- [The request]
Filter the records below and copy every line containing the word "name".

- [Information shown]
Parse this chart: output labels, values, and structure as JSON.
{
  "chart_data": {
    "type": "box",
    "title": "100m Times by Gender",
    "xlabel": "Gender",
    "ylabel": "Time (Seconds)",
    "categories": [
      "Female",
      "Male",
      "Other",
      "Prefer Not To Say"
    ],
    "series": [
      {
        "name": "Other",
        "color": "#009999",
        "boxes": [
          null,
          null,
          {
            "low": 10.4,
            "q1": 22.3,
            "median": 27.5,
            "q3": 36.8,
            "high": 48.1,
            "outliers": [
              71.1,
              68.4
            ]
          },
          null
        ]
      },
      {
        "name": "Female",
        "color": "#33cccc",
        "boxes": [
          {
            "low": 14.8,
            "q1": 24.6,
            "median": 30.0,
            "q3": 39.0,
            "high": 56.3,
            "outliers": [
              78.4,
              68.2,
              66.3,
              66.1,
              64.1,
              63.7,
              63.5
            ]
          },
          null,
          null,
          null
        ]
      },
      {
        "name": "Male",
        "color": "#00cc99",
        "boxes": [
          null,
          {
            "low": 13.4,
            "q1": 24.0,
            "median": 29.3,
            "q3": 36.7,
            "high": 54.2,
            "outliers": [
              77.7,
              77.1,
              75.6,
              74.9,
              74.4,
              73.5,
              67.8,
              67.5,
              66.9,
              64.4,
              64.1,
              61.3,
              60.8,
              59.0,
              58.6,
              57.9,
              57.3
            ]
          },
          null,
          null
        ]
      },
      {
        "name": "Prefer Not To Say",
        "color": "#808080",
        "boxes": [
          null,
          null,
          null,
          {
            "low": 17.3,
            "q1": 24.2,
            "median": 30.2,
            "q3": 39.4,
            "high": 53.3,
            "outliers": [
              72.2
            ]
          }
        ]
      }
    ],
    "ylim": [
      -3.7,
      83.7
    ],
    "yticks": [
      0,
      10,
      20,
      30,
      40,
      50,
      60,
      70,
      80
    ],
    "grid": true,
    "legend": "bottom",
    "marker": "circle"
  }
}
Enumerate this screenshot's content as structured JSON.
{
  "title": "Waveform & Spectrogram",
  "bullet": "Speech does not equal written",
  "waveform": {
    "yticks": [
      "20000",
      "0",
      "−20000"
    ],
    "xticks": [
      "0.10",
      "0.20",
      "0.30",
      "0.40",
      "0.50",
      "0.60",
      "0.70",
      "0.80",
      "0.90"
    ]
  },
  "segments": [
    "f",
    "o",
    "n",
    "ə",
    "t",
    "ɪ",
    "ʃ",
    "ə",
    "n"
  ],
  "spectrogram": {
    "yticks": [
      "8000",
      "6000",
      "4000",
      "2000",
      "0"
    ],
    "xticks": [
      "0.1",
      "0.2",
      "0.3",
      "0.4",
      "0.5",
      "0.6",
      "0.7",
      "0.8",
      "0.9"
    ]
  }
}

- [Response to this task]
        "name": "Other",
        "name": "Female",
        "name": "Male",
        "name": "Prefer Not To Say",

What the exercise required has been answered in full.